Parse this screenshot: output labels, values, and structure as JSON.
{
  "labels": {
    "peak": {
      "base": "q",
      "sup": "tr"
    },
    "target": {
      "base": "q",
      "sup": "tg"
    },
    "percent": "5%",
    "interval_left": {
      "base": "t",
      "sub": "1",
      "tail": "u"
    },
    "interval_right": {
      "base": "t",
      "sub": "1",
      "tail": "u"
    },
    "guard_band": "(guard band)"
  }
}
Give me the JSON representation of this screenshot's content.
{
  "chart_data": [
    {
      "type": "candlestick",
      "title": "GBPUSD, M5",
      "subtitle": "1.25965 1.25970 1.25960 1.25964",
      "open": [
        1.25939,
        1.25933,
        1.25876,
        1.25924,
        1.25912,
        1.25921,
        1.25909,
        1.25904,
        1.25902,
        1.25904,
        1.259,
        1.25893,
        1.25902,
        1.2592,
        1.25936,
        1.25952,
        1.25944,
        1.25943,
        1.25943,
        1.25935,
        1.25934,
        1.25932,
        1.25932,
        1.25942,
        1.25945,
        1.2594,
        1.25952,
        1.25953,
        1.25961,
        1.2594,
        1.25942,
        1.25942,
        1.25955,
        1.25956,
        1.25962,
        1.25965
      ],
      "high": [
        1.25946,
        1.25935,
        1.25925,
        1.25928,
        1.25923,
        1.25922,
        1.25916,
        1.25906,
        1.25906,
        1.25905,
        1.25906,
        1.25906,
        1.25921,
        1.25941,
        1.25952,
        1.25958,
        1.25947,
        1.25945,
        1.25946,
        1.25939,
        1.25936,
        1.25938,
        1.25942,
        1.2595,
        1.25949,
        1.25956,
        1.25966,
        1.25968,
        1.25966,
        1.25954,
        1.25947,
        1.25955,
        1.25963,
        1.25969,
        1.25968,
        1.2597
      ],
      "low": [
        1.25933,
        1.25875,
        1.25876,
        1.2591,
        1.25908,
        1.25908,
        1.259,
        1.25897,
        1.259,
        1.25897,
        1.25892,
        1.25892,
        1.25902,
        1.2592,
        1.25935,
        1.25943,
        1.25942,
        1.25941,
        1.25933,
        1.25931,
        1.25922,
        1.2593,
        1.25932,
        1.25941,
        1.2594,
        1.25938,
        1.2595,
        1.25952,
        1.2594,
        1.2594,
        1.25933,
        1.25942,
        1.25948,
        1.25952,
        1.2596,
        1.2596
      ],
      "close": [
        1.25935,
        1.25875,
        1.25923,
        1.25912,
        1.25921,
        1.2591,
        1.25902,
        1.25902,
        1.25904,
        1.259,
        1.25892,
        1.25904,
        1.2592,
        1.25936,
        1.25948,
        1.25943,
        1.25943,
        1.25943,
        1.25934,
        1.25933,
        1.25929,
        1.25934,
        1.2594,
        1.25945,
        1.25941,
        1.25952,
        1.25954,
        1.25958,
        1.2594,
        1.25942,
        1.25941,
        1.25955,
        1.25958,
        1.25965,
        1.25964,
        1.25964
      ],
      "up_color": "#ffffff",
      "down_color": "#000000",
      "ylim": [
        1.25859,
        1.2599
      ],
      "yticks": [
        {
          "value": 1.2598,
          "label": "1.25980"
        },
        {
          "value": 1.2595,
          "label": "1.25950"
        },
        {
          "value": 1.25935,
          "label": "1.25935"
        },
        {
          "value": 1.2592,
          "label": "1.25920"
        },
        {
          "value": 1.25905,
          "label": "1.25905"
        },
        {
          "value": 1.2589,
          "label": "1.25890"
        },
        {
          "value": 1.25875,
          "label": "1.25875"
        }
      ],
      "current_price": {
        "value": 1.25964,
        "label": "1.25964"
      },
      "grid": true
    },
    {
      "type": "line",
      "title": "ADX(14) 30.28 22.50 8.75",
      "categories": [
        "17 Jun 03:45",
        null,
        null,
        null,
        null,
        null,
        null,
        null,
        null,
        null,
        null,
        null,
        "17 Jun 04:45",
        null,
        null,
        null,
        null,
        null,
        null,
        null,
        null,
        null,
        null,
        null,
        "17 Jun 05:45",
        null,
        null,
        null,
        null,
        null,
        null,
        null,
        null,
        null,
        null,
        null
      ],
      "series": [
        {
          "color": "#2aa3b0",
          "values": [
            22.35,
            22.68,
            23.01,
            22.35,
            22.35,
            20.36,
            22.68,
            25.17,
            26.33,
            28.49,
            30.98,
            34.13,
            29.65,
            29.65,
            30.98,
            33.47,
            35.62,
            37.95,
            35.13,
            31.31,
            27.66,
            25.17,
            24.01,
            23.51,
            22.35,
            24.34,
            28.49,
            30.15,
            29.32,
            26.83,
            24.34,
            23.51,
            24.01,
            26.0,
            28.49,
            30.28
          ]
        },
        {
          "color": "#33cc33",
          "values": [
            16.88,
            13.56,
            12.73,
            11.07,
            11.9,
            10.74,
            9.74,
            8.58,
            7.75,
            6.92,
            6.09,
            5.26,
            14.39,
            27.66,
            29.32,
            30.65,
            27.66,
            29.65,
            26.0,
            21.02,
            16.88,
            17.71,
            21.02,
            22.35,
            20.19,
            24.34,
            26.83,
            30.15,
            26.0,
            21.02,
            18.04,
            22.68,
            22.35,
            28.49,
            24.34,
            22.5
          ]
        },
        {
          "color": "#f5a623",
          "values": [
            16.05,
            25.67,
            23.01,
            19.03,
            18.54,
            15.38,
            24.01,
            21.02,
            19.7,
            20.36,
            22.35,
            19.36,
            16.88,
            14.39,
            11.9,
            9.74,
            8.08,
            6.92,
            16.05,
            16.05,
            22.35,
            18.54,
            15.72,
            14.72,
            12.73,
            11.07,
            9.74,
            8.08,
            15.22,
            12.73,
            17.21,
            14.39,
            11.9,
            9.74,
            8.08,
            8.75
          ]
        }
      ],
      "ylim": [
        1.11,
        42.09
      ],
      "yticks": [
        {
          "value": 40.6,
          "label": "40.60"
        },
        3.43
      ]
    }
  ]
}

_What is asked_. Every line containing the string "JSON" must be listed.

_Worked answer_.
Parse this screenshot: output labels, values, and structure as JSON.
Give me the JSON representation of this screenshot's content.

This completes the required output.